===== PROVIDED ENTRIES

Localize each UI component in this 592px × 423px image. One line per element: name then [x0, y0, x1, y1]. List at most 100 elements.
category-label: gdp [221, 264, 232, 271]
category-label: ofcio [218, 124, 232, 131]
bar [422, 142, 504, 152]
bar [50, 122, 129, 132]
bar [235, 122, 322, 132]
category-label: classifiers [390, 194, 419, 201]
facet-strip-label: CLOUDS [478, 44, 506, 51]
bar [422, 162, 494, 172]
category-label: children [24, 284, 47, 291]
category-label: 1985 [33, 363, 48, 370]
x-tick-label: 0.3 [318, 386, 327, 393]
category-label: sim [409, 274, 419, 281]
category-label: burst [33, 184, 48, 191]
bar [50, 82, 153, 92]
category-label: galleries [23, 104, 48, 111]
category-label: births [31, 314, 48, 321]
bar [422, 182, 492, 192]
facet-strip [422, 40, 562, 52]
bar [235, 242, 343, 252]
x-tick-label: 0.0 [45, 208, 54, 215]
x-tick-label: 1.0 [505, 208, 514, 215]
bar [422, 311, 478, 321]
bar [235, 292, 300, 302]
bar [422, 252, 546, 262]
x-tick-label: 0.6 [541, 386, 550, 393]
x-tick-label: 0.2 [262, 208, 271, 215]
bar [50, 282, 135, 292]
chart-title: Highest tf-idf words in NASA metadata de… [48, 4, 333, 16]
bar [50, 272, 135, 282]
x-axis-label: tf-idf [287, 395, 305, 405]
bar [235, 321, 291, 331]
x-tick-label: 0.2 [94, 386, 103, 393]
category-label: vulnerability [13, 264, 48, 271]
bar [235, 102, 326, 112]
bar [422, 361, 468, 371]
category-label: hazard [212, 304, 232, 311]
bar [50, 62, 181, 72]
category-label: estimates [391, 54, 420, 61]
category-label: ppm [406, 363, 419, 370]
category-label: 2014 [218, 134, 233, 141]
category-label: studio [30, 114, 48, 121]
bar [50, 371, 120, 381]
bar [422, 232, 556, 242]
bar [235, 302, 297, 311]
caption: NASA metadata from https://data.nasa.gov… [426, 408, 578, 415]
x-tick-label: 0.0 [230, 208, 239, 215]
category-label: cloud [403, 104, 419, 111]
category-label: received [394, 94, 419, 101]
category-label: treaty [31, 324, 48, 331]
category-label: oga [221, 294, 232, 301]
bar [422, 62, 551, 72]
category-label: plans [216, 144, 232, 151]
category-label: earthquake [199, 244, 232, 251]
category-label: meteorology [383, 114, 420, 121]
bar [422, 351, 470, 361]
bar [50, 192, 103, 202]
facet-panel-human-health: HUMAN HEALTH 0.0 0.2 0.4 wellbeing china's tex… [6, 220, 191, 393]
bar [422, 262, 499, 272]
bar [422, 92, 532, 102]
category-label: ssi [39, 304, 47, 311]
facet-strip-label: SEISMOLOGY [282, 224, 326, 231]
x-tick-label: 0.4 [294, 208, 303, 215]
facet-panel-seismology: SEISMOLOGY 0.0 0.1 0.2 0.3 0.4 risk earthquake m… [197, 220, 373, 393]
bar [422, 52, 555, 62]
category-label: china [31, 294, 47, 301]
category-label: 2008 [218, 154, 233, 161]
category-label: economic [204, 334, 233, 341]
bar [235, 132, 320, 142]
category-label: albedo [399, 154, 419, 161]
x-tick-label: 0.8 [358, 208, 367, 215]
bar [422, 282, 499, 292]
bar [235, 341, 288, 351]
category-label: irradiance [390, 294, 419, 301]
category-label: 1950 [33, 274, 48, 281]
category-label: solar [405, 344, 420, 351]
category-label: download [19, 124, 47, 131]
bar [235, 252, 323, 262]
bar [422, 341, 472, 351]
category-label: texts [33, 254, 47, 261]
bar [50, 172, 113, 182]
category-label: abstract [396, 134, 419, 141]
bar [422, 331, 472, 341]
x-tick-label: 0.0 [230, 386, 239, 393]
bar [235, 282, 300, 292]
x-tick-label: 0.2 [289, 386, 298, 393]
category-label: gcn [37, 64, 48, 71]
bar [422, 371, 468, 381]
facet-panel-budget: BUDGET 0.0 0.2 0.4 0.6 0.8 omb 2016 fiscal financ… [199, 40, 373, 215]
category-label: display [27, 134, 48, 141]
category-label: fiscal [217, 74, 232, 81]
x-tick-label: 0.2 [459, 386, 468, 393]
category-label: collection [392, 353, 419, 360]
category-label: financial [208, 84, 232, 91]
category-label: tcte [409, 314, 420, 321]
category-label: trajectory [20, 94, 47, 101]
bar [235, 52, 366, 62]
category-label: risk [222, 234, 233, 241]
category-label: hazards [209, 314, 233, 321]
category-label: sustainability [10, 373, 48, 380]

==========

* **PROMPT**
Render every row above as a JSON list of strings, one string per line, leaving out blank lines.

* **THE RESPONSE**
[
  "Localize each UI component in this 592px × 423px image. One line per element: name then [x0, y0, x1, y1]. List at most 100 elements.",
  "category-label: gdp [221, 264, 232, 271]",
  "category-label: ofcio [218, 124, 232, 131]",
  "bar [422, 142, 504, 152]",
  "bar [50, 122, 129, 132]",
  "bar [235, 122, 322, 132]",
  "category-label: classifiers [390, 194, 419, 201]",
  "facet-strip-label: CLOUDS [478, 44, 506, 51]",
  "bar [422, 162, 494, 172]",
  "category-label: children [24, 284, 47, 291]",
  "category-label: 1985 [33, 363, 48, 370]",
  "x-tick-label: 0.3 [318, 386, 327, 393]",
  "category-label: sim [409, 274, 419, 281]",
  "category-label: burst [33, 184, 48, 191]",
  "bar [50, 82, 153, 92]",
  "category-label: galleries [23, 104, 48, 111]",
  "category-label: births [31, 314, 48, 321]",
  "bar [422, 182, 492, 192]",
  "facet-strip [422, 40, 562, 52]",
  "bar [235, 242, 343, 252]",
  "x-tick-label: 0.0 [45, 208, 54, 215]",
  "x-tick-label: 1.0 [505, 208, 514, 215]",
  "bar [422, 311, 478, 321]",
  "bar [235, 292, 300, 302]",
  "bar [422, 252, 546, 262]",
  "x-tick-label: 0.6 [541, 386, 550, 393]",
  "x-tick-label: 0.2 [262, 208, 271, 215]",
  "bar [50, 282, 135, 292]",
  "chart-title: Highest tf-idf words in NASA metadata de… [48, 4, 333, 16]",
  "bar [50, 272, 135, 282]",
  "x-axis-label: tf-idf [287, 395, 305, 405]",
  "bar [235, 321, 291, 331]",
  "x-tick-label: 0.2 [94, 386, 103, 393]",
  "category-label: vulnerability [13, 264, 48, 271]",
  "bar [235, 102, 326, 112]",
  "bar [422, 361, 468, 371]",
  "category-label: hazard [212, 304, 232, 311]",
  "bar [50, 62, 181, 72]",
  "category-label: estimates [391, 54, 420, 61]",
  "category-label: ppm [406, 363, 419, 370]",
  "category-label: 2014 [218, 134, 233, 141]",
  "category-label: studio [30, 114, 48, 121]",
  "bar [50, 371, 120, 381]",
  "bar [422, 232, 556, 242]",
  "bar [235, 302, 297, 311]",
  "caption: NASA metadata from https://data.nasa.gov… [426, 408, 578, 415]",
  "x-tick-label: 0.0 [230, 208, 239, 215]",
  "category-label: cloud [403, 104, 419, 111]",
  "category-label: received [394, 94, 419, 101]",
  "category-label: treaty [31, 324, 48, 331]",
  "category-label: oga [221, 294, 232, 301]",
  "bar [422, 62, 551, 72]",
  "category-label: plans [216, 144, 232, 151]",
  "category-label: earthquake [199, 244, 232, 251]",
  "category-label: meteorology [383, 114, 420, 121]",
  "bar [422, 351, 470, 361]",
  "bar [50, 192, 103, 202]",
  "facet-panel-human-health: HUMAN HEALTH 0.0 0.2 0.4 wellbeing china's tex… [6, 220, 191, 393]",
  "bar [422, 262, 499, 272]",
  "bar [422, 92, 532, 102]",
  "category-label: ssi [39, 304, 47, 311]",
  "facet-strip-label: SEISMOLOGY [282, 224, 326, 231]",
  "x-tick-label: 0.4 [294, 208, 303, 215]",
  "facet-panel-seismology: SEISMOLOGY 0.0 0.1 0.2 0.3 0.4 risk earthquake m… [197, 220, 373, 393]",
  "bar [422, 52, 555, 62]",
  "category-label: china [31, 294, 47, 301]",
  "category-label: 2008 [218, 154, 233, 161]",
  "category-label: economic [204, 334, 233, 341]",
  "bar [235, 132, 320, 142]",
  "category-label: albedo [399, 154, 419, 161]",
  "x-tick-label: 0.8 [358, 208, 367, 215]",
  "bar [422, 282, 499, 292]",
  "bar [235, 341, 288, 351]",
  "category-label: irradiance [390, 294, 419, 301]",
  "category-label: 1950 [33, 274, 48, 281]",
  "category-label: solar [405, 344, 420, 351]",
  "category-label: download [19, 124, 47, 131]",
  "bar [235, 252, 323, 262]",
  "bar [422, 341, 472, 351]",
  "category-label: texts [33, 254, 47, 261]",
  "bar [50, 172, 113, 182]",
  "category-label: abstract [396, 134, 419, 141]",
  "bar [422, 331, 472, 341]",
  "x-tick-label: 0.0 [230, 386, 239, 393]",
  "bar [235, 282, 300, 292]",
  "x-tick-label: 0.2 [289, 386, 298, 393]",
  "category-label: gcn [37, 64, 48, 71]",
  "bar [422, 371, 468, 381]",
  "facet-panel-budget: BUDGET 0.0 0.2 0.4 0.6 0.8 omb 2016 fiscal financ… [199, 40, 373, 215]",
  "category-label: display [27, 134, 48, 141]",
  "category-label: fiscal [217, 74, 232, 81]",
  "x-tick-label: 0.2 [459, 386, 468, 393]",
  "category-label: collection [392, 353, 419, 360]",
  "category-label: financial [208, 84, 232, 91]",
  "category-label: tcte [409, 314, 420, 321]",
  "category-label: trajectory [20, 94, 47, 101]",
  "bar [235, 52, 366, 62]",
  "category-label: risk [222, 234, 233, 241]",
  "category-label: hazards [209, 314, 233, 321]",
  "category-label: sustainability [10, 373, 48, 380]"
]